### DO THIS
Pull out every line below that contains the word "close".

### SOURCE RECORDS
━━━

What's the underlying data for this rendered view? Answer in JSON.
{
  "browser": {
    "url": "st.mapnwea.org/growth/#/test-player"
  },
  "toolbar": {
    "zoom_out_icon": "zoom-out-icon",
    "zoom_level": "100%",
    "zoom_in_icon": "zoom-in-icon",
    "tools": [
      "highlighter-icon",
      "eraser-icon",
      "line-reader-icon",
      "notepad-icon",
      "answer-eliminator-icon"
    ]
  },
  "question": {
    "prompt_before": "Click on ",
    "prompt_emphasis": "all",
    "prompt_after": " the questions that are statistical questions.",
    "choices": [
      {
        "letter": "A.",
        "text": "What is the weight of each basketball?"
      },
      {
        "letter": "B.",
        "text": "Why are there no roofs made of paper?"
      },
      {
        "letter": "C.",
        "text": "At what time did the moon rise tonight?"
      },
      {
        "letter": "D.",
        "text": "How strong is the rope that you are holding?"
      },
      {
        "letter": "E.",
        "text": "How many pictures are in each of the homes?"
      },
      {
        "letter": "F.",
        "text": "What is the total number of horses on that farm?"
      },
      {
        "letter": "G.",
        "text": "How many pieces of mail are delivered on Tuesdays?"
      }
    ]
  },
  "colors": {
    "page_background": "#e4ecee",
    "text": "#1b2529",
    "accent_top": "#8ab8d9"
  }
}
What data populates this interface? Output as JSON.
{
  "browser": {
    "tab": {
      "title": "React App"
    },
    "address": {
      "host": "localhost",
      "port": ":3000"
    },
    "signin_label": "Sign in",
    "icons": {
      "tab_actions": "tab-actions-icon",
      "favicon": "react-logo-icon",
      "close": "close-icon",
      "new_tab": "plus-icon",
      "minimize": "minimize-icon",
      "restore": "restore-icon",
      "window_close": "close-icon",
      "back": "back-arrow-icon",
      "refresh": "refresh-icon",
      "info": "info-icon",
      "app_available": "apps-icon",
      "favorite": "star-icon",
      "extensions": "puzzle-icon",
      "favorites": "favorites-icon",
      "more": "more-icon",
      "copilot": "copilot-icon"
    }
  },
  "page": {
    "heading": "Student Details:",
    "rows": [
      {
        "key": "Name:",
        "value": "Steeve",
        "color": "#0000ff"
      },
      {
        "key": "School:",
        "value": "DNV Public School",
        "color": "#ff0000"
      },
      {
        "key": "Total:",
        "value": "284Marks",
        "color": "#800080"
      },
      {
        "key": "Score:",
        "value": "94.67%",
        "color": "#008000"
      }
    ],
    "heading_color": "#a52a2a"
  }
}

━━━

### ANSWER TO THIS TASK
      "close": "close-icon",
      "window_close": "close-icon",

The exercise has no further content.